» DATA PROVIDED:
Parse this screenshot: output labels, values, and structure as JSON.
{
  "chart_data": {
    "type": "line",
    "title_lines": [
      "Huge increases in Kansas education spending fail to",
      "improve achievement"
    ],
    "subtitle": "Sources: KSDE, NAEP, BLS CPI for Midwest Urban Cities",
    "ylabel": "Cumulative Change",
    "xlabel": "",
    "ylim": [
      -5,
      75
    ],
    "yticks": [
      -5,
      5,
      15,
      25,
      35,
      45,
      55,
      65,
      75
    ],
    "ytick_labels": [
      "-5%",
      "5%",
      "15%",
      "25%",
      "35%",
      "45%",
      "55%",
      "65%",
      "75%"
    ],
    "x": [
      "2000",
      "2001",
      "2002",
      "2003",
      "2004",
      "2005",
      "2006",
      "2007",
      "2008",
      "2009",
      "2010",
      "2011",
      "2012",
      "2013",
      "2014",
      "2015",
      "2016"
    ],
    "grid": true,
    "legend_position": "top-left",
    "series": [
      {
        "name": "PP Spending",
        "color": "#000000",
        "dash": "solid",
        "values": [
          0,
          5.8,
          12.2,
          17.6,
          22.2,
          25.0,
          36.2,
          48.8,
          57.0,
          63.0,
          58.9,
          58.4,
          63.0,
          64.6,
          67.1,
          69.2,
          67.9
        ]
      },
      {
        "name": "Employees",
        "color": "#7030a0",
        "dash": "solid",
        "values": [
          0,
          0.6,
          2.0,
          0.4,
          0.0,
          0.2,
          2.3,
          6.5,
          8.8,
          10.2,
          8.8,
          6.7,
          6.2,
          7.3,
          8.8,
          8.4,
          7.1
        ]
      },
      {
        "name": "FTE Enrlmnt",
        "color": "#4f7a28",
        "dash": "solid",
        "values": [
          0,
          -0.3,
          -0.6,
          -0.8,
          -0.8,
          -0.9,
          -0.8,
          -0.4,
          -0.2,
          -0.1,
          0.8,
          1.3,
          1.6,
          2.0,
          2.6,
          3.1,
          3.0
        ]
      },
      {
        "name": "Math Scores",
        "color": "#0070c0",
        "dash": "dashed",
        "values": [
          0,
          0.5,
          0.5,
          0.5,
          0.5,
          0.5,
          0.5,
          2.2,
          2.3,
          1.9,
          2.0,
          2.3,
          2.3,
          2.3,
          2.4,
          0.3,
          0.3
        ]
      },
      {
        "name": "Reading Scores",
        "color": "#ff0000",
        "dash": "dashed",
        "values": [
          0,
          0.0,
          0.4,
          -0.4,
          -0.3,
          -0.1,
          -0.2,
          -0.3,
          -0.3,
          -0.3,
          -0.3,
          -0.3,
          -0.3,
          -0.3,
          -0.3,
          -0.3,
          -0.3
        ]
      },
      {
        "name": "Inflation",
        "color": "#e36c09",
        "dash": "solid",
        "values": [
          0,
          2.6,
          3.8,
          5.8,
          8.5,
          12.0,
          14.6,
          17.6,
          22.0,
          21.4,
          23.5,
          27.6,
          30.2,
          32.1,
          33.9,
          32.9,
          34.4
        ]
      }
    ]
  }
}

...

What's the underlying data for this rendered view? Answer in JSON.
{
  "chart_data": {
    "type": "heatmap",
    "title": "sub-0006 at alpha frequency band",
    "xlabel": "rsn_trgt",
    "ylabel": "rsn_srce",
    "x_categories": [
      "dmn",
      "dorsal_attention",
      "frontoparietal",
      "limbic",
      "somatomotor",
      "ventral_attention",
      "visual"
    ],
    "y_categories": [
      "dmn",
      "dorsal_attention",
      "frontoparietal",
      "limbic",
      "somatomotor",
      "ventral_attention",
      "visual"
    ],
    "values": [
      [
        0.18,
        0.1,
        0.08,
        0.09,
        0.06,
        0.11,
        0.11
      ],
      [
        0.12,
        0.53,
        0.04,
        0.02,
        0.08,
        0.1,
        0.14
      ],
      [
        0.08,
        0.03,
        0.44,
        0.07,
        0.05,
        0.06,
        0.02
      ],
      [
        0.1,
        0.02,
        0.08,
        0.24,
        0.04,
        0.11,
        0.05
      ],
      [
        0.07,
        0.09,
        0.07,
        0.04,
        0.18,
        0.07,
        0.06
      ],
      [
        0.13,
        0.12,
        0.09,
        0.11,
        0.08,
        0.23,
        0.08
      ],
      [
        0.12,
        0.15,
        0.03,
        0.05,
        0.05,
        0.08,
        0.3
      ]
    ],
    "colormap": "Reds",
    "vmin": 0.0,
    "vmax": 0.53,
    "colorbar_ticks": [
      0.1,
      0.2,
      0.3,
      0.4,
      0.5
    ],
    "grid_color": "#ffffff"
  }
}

» PROBLEM STATEMENT:
Pull every line containing the word "Scores" out of the material.

» RESULT OF THE EXERCISE:
        "name": "Math Scores",
        "name": "Reading Scores",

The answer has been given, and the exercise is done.